## WORK TO COMPLETE
Look over the lines below. Report each one that includes the string "Counter".

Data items
^^^^^^^^^^^^^^^^
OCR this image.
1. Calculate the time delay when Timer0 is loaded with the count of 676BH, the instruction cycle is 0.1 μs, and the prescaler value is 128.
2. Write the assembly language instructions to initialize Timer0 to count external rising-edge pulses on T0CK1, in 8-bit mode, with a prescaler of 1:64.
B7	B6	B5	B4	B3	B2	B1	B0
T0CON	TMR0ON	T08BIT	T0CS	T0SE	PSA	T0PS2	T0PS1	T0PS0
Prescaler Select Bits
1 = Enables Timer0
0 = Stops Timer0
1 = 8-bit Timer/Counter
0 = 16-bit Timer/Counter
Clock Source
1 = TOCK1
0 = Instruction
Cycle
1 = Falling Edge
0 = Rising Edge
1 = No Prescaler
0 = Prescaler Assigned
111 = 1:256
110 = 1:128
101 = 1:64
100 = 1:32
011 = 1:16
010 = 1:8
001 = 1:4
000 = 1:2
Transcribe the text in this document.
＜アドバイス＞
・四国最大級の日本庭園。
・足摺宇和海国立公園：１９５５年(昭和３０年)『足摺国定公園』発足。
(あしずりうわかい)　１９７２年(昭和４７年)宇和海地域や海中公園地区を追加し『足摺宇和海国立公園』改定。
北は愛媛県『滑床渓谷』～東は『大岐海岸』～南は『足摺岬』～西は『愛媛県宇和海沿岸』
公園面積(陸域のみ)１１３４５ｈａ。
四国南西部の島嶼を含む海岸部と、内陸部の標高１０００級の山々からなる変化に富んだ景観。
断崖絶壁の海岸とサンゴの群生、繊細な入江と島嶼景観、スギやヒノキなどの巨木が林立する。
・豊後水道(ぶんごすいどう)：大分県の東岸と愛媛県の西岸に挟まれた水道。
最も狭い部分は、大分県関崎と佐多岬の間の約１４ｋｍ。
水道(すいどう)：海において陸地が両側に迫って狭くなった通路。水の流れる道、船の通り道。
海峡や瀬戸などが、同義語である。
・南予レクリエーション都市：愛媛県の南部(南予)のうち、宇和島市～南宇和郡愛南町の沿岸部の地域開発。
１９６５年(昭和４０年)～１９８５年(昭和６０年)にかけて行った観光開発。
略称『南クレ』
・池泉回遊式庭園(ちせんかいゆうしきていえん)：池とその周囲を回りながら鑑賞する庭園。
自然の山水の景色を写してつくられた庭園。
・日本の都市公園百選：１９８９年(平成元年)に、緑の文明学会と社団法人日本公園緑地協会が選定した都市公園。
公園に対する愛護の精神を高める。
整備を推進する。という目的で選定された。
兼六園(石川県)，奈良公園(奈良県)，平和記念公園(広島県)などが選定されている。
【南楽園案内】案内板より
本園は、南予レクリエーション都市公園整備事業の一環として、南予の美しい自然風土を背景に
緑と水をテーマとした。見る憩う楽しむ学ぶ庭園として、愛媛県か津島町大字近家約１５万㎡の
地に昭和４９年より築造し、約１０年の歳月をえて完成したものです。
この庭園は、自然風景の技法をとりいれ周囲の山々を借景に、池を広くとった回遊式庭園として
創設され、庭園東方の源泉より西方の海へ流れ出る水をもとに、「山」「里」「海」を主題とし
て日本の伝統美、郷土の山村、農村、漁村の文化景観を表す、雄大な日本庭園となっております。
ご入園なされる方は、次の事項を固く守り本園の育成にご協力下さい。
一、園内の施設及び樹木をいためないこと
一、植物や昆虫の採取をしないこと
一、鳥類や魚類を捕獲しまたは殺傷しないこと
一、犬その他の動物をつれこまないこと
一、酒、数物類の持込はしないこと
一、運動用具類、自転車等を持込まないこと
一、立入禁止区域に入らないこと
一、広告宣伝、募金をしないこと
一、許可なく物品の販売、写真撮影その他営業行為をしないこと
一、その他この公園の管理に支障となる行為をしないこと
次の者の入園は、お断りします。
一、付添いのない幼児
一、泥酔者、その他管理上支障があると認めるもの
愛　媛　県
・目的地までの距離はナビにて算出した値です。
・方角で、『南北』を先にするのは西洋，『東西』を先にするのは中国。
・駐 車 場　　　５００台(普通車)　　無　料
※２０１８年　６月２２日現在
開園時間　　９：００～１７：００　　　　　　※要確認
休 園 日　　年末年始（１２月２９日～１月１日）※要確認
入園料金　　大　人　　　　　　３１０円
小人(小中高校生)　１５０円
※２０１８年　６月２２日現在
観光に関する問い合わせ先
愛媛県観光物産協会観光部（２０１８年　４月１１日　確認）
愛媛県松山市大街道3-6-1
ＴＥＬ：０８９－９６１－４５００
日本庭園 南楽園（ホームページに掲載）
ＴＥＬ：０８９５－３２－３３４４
^^^^^^^^^^^^^^^^
## ANSWER TO THIS TASK
1 = 8-bit Timer/Counter
0 = 16-bit Timer/Counter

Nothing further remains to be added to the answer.